▶ _GIVEN INSTRUCTION 1_: In the Vista speech recognition article, rewrite the passage from "One of the links" up to and including "help improve matters.", replacing "wizard" with "assistant".
▶ _GIVEN INSTRUCTION 2_:
Using the Vista speech recognition article, answer yes or no to each statement below and quote the words of the article that decide it.
(a) All three screen readers performed well in the main speech recognition window.
(b) Switching to the Virtual Mouse Cursor greatly improved how System Access handled the tutorial.
(c) The writer describes themselves as a proficient Window-Eyes user.
▶ _GIVEN INSTRUCTION 3_: Continue the Vista speech recognition article from the point where it stops.

▶ _GIVEN TEXT_:
#####

Powered by Blogger

Tuesday, July 24, 2007

Venturing into Vista: JAWS and Speech Recognition

As I wrote in Sunday’s article, the Speech Recognition system was the next bit of Vista that I would explore.  After logging into my new machine, I went to Control Panel and launched the Speech item.  All three screen readers (System Access, JAWS and Window-Eyes) performed well in the main speech recognition window.

 

One of the links on the Speech Recognition page said something like, “Speech Recognition Tutorial” and, as I hadn’t done anything with the Vista speech functionality yet, I decided that the tutorial might be useful.  I had been running System Access as I am trying to spend a week with it as my primary screen reader in order to get a better feel for the gestalt of the Serotek product.  The tutorial works like a wizard and when the first dialogue came up, SA only spoke the “Next” button.  Switching to the Virtual Mouse Cursor did little to help improve matters.

 

I launched Window-Eyes next.  Using its PC cursor, very little spoke properly.  As I am not a proficient WE user, I’ll reserve judgment on its performance in the Speech Recognition program for now.  I will, however, point to an issue I reported last week about what I feel is a general deficiency of Window-Eyes; namely, that it seems to have no global keyboard settings.  I cannot, in my wildest imagination, figure out why anyone would want the keystrokes that move the Mouse Cursor to change from program to program.  I wrote the other day that I found it annoying that System Access had no way to change one’s keymap but in WE, I seem to be forced to go to its hot key dialogue for every separate program I use.  Maybe because I have used JAWS for so long, the logic behind such a peculiar user interface escapes me and, if any WE user out there can tell me how to more efficiently create a set of keystrokes that will work everywhere, please call or write to me soon.  Of course, I could read the Window-Eyes manual which may tell me how to accomplish this task but, in my opinion, this shouldn’t be so hard.

#####

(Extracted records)
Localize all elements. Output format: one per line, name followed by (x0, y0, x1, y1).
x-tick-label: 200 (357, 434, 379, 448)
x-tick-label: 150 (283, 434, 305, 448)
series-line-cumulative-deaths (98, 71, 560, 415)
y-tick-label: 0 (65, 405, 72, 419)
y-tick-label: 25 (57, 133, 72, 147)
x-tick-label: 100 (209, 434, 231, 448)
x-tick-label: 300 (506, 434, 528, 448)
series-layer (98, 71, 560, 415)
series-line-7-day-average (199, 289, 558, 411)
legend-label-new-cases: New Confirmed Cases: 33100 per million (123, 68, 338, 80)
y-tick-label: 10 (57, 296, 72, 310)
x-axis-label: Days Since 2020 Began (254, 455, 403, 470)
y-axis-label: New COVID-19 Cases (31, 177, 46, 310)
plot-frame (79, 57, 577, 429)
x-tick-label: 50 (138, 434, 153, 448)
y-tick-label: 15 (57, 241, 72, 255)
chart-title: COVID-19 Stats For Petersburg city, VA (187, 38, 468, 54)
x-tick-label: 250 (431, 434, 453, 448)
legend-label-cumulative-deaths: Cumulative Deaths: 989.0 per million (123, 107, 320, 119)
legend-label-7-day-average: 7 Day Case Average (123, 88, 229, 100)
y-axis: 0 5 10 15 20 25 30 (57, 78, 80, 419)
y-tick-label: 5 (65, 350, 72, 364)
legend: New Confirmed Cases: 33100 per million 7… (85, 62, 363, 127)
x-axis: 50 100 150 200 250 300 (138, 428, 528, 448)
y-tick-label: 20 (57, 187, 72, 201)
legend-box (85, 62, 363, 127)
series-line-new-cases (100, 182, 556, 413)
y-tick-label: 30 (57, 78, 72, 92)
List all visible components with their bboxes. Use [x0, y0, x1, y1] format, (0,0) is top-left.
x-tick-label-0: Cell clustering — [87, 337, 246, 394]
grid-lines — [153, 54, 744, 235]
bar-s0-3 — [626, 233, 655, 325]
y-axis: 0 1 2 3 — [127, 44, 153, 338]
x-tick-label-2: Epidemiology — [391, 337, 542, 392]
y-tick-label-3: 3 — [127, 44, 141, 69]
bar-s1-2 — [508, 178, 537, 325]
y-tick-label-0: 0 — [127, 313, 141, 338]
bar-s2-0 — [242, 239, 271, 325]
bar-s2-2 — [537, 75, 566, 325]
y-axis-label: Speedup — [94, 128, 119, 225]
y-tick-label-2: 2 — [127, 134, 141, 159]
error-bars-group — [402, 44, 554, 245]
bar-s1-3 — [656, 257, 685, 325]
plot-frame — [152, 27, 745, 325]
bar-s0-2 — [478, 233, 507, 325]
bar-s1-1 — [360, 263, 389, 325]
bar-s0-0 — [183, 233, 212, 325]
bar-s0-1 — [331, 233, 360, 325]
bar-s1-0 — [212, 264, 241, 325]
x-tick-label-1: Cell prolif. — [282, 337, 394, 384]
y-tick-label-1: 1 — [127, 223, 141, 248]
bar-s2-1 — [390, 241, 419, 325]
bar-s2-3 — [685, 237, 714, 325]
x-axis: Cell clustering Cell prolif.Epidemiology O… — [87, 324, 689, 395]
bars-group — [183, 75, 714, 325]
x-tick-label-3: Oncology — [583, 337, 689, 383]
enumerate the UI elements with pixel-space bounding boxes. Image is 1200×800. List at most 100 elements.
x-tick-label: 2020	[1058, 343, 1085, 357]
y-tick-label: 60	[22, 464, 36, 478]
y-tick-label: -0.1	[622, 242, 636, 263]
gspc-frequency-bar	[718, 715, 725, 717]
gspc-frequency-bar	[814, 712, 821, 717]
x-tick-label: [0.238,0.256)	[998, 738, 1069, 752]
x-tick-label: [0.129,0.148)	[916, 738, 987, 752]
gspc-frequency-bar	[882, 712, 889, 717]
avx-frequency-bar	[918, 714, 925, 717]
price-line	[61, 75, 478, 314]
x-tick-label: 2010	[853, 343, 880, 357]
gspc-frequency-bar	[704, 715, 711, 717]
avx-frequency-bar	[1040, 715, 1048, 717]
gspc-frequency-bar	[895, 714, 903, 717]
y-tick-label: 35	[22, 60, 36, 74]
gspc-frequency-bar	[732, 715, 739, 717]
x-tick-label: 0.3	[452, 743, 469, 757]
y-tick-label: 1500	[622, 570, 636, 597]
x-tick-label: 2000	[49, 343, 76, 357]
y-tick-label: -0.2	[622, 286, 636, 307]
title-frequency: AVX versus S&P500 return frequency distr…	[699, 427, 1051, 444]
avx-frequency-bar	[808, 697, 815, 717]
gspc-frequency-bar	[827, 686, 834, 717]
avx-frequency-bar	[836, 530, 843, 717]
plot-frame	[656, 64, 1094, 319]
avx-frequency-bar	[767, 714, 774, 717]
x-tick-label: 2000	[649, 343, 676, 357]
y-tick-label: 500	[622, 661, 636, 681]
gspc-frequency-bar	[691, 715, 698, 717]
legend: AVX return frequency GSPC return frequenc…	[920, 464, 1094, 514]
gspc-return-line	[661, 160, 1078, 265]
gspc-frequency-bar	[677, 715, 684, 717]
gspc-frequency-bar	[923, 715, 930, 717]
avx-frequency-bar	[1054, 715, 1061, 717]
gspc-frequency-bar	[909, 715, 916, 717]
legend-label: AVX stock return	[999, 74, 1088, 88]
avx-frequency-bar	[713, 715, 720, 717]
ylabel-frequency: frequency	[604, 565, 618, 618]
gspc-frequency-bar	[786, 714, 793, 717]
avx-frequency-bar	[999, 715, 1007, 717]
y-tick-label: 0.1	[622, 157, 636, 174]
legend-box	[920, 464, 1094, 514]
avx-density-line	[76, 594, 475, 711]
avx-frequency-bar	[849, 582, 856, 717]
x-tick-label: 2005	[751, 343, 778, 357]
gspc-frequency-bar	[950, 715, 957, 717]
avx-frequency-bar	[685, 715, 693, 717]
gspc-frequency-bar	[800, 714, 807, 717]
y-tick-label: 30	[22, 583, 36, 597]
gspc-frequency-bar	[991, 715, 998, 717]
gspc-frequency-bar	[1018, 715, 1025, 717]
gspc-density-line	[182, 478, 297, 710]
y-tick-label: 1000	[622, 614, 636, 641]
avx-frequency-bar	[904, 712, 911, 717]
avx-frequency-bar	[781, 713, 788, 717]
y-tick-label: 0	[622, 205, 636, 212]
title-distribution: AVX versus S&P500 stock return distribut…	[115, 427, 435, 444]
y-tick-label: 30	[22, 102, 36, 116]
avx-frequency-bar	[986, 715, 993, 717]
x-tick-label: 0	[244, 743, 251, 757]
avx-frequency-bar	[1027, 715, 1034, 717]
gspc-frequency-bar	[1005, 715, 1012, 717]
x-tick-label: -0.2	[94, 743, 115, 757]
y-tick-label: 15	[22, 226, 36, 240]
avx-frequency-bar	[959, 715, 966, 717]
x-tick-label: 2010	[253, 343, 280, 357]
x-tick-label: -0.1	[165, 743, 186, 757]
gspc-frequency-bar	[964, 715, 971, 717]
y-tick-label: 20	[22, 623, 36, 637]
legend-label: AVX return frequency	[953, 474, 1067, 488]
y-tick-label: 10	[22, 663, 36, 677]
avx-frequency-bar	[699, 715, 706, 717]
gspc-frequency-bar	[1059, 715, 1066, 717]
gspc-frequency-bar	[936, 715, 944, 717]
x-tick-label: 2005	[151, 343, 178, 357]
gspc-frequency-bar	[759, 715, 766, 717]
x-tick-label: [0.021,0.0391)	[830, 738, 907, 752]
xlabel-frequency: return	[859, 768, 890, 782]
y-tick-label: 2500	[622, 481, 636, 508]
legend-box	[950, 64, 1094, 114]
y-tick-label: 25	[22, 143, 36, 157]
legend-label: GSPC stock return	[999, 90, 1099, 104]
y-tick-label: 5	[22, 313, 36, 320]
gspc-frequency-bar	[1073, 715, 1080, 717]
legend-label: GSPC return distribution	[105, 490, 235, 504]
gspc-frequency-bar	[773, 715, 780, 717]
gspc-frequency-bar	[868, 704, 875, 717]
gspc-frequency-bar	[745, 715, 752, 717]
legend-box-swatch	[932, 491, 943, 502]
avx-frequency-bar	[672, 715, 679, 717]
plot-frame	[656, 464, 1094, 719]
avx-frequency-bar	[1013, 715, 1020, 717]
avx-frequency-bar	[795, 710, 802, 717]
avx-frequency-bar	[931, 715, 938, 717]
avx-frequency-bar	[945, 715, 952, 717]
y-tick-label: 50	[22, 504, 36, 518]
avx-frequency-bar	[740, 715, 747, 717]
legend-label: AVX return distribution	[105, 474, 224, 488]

#####

▶ _RIGHT ANSWER 1_:
One of the links on the Speech Recognition page said something like, “Speech Recognition Tutorial” and, as I hadn’t done anything with the Vista speech functionality yet, I decided that the tutorial might be useful.  I had been running System Access as I am trying to spend a week with it as my primary screen reader in order to get a better feel for the gestalt of the Serotek product.  The tutorial works like a assistant and when the first dialogue came up, SA only spoke the “Next” button.  Switching to the Virtual Mouse Cursor did little to help improve matters.

▶ _RIGHT ANSWER 2_:
(a) Yes: "All three screen readers (System Access, JAWS and Window-Eyes) performed well in the main speech recognition window."
(b) No: "Switching to the Virtual Mouse Cursor did little to help improve matters."
(c) No: "As I am not a proficient WE user"

▶ _RIGHT ANSWER 3_:
 

Then, I launched JAWS 8.0.  With its PC cursor, JAWS also only saw the “next” button but, when I switched to the JAWS Cursor, virtually everything read quite nicely.  I do not have a copy of jVist from Brian Hartgen and T&T so I’m using JAWS in its out-of-the-box configuration.  The JAWS “Read in TAB Order (INSERT+B by default)” feature worked tremendously well for going through the Speech Recognition tutorial.

 

Throughout the tutorial, the user is asked to say something into a microphone.  This changes the text in the dialogue a bit, usually providing the text for what the user should say next or, if one has finished a section, it will instruct the user to say “next” to go to the next dialogue in the tutorial.

 

I have used Dragon Naturally Speaking for a pretty long time now.  If you have RSI problems as bad as mine, dictation software provides a healthier, albeit slower, means of entering information into a computer.  It also improves your spelling tremendously as dictation programs find words in their dictionary which are all spelled correctly as soon as you say them.  I type very quickly so dictation slows me down a lot as it is difficult to think while talking (I believe Will Pearson wrote a comment to a BC article a while back explaining why one can think and type more easily than think while talking).  The alternative, though, means that I will find my hands, wrists, forearms and shoulders screaming in pain and I will have to lay off for a couple or three days.  Thus, speech recognition is very important to me.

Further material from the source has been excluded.